Retype everything in the listing, leaving each line exactly as it is.

↓↓↓

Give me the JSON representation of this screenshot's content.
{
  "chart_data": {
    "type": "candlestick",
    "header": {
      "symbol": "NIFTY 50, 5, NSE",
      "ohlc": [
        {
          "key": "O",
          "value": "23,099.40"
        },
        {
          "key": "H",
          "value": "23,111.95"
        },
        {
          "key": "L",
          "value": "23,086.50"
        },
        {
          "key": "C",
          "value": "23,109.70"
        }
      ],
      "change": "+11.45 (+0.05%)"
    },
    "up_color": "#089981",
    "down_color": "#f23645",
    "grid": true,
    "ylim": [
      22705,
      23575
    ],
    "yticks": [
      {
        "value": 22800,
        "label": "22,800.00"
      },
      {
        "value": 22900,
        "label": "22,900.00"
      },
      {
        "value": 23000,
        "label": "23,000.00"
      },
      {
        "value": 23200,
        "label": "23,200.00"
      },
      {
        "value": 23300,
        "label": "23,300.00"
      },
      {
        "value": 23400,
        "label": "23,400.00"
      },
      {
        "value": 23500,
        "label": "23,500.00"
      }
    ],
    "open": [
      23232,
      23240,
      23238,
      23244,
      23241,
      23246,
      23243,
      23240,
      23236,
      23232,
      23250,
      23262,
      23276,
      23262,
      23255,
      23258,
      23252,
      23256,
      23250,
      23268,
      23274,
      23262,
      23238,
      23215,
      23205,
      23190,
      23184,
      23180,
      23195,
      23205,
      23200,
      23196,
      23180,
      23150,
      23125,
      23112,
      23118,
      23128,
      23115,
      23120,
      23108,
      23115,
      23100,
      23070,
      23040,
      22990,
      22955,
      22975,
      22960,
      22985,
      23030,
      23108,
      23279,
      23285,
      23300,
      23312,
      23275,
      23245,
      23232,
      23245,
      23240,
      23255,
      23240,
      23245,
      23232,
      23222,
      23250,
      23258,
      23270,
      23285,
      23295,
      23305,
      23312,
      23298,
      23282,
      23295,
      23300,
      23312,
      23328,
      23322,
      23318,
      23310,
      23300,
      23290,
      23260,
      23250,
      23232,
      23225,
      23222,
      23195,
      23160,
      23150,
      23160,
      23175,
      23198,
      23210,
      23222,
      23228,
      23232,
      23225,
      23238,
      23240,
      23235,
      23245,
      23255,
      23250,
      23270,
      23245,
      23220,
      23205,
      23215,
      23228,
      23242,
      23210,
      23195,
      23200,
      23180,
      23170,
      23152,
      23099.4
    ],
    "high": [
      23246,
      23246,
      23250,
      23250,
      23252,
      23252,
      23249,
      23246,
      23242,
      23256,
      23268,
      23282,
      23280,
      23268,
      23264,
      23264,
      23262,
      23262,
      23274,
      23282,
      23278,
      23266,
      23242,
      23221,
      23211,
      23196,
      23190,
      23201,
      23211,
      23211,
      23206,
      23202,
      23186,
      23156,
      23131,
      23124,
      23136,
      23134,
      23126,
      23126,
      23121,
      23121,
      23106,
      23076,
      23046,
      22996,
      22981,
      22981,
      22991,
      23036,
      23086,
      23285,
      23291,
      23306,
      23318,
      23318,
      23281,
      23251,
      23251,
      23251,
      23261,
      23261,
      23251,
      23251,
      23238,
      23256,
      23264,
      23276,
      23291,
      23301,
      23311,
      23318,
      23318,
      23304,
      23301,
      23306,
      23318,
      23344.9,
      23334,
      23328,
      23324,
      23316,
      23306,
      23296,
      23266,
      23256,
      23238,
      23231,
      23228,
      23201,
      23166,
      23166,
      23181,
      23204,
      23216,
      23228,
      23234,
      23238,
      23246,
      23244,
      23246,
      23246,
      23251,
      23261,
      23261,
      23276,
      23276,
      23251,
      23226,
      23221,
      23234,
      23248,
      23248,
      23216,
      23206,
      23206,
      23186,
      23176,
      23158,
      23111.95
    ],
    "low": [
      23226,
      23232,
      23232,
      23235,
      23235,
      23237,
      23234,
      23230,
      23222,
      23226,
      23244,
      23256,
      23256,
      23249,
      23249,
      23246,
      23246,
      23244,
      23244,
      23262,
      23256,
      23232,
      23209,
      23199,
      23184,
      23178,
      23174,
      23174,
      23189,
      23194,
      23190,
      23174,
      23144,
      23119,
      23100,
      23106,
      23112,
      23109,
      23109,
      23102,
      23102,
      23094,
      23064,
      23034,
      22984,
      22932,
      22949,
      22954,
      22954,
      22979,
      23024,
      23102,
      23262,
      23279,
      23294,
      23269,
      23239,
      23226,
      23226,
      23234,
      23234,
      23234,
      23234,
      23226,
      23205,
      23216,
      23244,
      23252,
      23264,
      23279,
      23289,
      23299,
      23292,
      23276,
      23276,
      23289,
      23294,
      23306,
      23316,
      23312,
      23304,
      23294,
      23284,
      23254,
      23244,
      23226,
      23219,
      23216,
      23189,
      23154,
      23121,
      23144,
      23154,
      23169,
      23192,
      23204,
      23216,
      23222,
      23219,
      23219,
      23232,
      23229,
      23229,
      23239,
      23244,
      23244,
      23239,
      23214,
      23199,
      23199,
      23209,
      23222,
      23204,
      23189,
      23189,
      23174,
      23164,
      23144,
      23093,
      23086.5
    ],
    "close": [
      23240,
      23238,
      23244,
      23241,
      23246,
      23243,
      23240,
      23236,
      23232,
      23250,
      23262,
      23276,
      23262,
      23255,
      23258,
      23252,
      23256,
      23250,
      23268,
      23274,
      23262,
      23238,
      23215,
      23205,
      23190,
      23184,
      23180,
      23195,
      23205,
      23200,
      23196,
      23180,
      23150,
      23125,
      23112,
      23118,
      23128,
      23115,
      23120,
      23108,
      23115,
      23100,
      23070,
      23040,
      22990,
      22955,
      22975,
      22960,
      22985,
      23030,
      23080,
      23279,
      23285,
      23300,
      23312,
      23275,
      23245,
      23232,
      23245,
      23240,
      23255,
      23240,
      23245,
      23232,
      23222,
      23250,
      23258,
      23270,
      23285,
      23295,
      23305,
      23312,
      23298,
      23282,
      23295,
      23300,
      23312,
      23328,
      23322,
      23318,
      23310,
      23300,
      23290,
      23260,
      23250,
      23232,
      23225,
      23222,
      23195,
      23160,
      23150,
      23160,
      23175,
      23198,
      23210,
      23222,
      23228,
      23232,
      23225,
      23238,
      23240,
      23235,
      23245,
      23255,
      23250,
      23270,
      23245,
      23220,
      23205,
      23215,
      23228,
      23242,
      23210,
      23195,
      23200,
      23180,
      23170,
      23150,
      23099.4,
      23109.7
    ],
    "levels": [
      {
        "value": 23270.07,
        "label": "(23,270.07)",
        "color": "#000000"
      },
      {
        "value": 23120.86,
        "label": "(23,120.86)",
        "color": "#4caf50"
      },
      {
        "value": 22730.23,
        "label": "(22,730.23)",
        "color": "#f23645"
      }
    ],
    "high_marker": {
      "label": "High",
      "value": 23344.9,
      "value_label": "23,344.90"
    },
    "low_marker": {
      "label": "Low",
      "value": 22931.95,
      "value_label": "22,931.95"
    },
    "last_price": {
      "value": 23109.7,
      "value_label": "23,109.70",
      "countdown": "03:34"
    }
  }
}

↑↑↑

- SOLUTION FOR THIS TASK:
Give me the JSON representation of this screenshot's content.
{
  "chart_data": {
    "type": "candlestick",
    "header": {
      "symbol": "NIFTY 50, 5, NSE",
      "ohlc": [
        {
          "key": "O",
          "value": "23,099.40"
        },
        {
          "key": "H",
          "value": "23,111.95"
        },
        {
          "key": "L",
          "value": "23,086.50"
        },
        {
          "key": "C",
          "value": "23,109.70"
        }
      ],
      "change": "+11.45 (+0.05%)"
    },
    "up_color": "#089981",
    "down_color": "#f23645",
    "grid": true,
    "ylim": [
      22705,
      23575
    ],
    "yticks": [
      {
        "value": 22800,
        "label": "22,800.00"
      },
      {
        "value": 22900,
        "label": "22,900.00"
      },
      {
        "value": 23000,
        "label": "23,000.00"
      },
      {
        "value": 23200,
        "label": "23,200.00"
      },
      {
        "value": 23300,
        "label": "23,300.00"
      },
      {
        "value": 23400,
        "label": "23,400.00"
      },
      {
        "value": 23500,
        "label": "23,500.00"
      }
    ],
    "open": [
      23232,
      23240,
      23238,
      23244,
      23241,
      23246,
      23243,
      23240,
      23236,
      23232,
      23250,
      23262,
      23276,
      23262,
      23255,
      23258,
      23252,
      23256,
      23250,
      23268,
      23274,
      23262,
      23238,
      23215,
      23205,
      23190,
      23184,
      23180,
      23195,
      23205,
      23200,
      23196,
      23180,
      23150,
      23125,
      23112,
      23118,
      23128,
      23115,
      23120,
      23108,
      23115,
      23100,
      23070,
      23040,
      22990,
      22955,
      22975,
      22960,
      22985,
      23030,
      23108,
      23279,
      23285,
      23300,
      23312,
      23275,
      23245,
      23232,
      23245,
      23240,
      23255,
      23240,
      23245,
      23232,
      23222,
      23250,
      23258,
      23270,
      23285,
      23295,
      23305,
      23312,
      23298,
      23282,
      23295,
      23300,
      23312,
      23328,
      23322,
      23318,
      23310,
      23300,
      23290,
      23260,
      23250,
      23232,
      23225,
      23222,
      23195,
      23160,
      23150,
      23160,
      23175,
      23198,
      23210,
      23222,
      23228,
      23232,
      23225,
      23238,
      23240,
      23235,
      23245,
      23255,
      23250,
      23270,
      23245,
      23220,
      23205,
      23215,
      23228,
      23242,
      23210,
      23195,
      23200,
      23180,
      23170,
      23152,
      23099.4
    ],
    "high": [
      23246,
      23246,
      23250,
      23250,
      23252,
      23252,
      23249,
      23246,
      23242,
      23256,
      23268,
      23282,
      23280,
      23268,
      23264,
      23264,
      23262,
      23262,
      23274,
      23282,
      23278,
      23266,
      23242,
      23221,
      23211,
      23196,
      23190,
      23201,
      23211,
      23211,
      23206,
      23202,
      23186,
      23156,
      23131,
      23124,
      23136,
      23134,
      23126,
      23126,
      23121,
      23121,
      23106,
      23076,
      23046,
      22996,
      22981,
      22981,
      22991,
      23036,
      23086,
      23285,
      23291,
      23306,
      23318,
      23318,
      23281,
      23251,
      23251,
      23251,
      23261,
      23261,
      23251,
      23251,
      23238,
      23256,
      23264,
      23276,
      23291,
      23301,
      23311,
      23318,
      23318,
      23304,
      23301,
      23306,
      23318,
      23344.9,
      23334,
      23328,
      23324,
      23316,
      23306,
      23296,
      23266,
      23256,
      23238,
      23231,
      23228,
      23201,
      23166,
      23166,
      23181,
      23204,
      23216,
      23228,
      23234,
      23238,
      23246,
      23244,
      23246,
      23246,
      23251,
      23261,
      23261,
      23276,
      23276,
      23251,
      23226,
      23221,
      23234,
      23248,
      23248,
      23216,
      23206,
      23206,
      23186,
      23176,
      23158,
      23111.95
    ],
    "low": [
      23226,
      23232,
      23232,
      23235,
      23235,
      23237,
      23234,
      23230,
      23222,
      23226,
      23244,
      23256,
      23256,
      23249,
      23249,
      23246,
      23246,
      23244,
      23244,
      23262,
      23256,
      23232,
      23209,
      23199,
      23184,
      23178,
      23174,
      23174,
      23189,
      23194,
      23190,
      23174,
      23144,
      23119,
      23100,
      23106,
      23112,
      23109,
      23109,
      23102,
      23102,
      23094,
      23064,
      23034,
      22984,
      22932,
      22949,
      22954,
      22954,
      22979,
      23024,
      23102,
      23262,
      23279,
      23294,
      23269,
      23239,
      23226,
      23226,
      23234,
      23234,
      23234,
      23234,
      23226,
      23205,
      23216,
      23244,
      23252,
      23264,
      23279,
      23289,
      23299,
      23292,
      23276,
      23276,
      23289,
      23294,
      23306,
      23316,
      23312,
      23304,
      23294,
      23284,
      23254,
      23244,
      23226,
      23219,
      23216,
      23189,
      23154,
      23121,
      23144,
      23154,
      23169,
      23192,
      23204,
      23216,
      23222,
      23219,
      23219,
      23232,
      23229,
      23229,
      23239,
      23244,
      23244,
      23239,
      23214,
      23199,
      23199,
      23209,
      23222,
      23204,
      23189,
      23189,
      23174,
      23164,
      23144,
      23093,
      23086.5
    ],
    "close": [
      23240,
      23238,
      23244,
      23241,
      23246,
      23243,
      23240,
      23236,
      23232,
      23250,
      23262,
      23276,
      23262,
      23255,
      23258,
      23252,
      23256,
      23250,
      23268,
      23274,
      23262,
      23238,
      23215,
      23205,
      23190,
      23184,
      23180,
      23195,
      23205,
      23200,
      23196,
      23180,
      23150,
      23125,
      23112,
      23118,
      23128,
      23115,
      23120,
      23108,
      23115,
      23100,
      23070,
      23040,
      22990,
      22955,
      22975,
      22960,
      22985,
      23030,
      23080,
      23279,
      23285,
      23300,
      23312,
      23275,
      23245,
      23232,
      23245,
      23240,
      23255,
      23240,
      23245,
      23232,
      23222,
      23250,
      23258,
      23270,
      23285,
      23295,
      23305,
      23312,
      23298,
      23282,
      23295,
      23300,
      23312,
      23328,
      23322,
      23318,
      23310,
      23300,
      23290,
      23260,
      23250,
      23232,
      23225,
      23222,
      23195,
      23160,
      23150,
      23160,
      23175,
      23198,
      23210,
      23222,
      23228,
      23232,
      23225,
      23238,
      23240,
      23235,
      23245,
      23255,
      23250,
      23270,
      23245,
      23220,
      23205,
      23215,
      23228,
      23242,
      23210,
      23195,
      23200,
      23180,
      23170,
      23150,
      23099.4,
      23109.7
    ],
    "levels": [
      {
        "value": 23270.07,
        "label": "(23,270.07)",
        "color": "#000000"
      },
      {
        "value": 23120.86,
        "label": "(23,120.86)",
        "color": "#4caf50"
      },
      {
        "value": 22730.23,
        "label": "(22,730.23)",
        "color": "#f23645"
      }
    ],
    "high_marker": {
      "label": "High",
      "value": 23344.9,
      "value_label": "23,344.90"
    },
    "low_marker": {
      "label": "Low",
      "value": 22931.95,
      "value_label": "22,931.95"
    },
    "last_price": {
      "value": 23109.7,
      "value_label": "23,109.70",
      "countdown": "03:34"
    }
  }
}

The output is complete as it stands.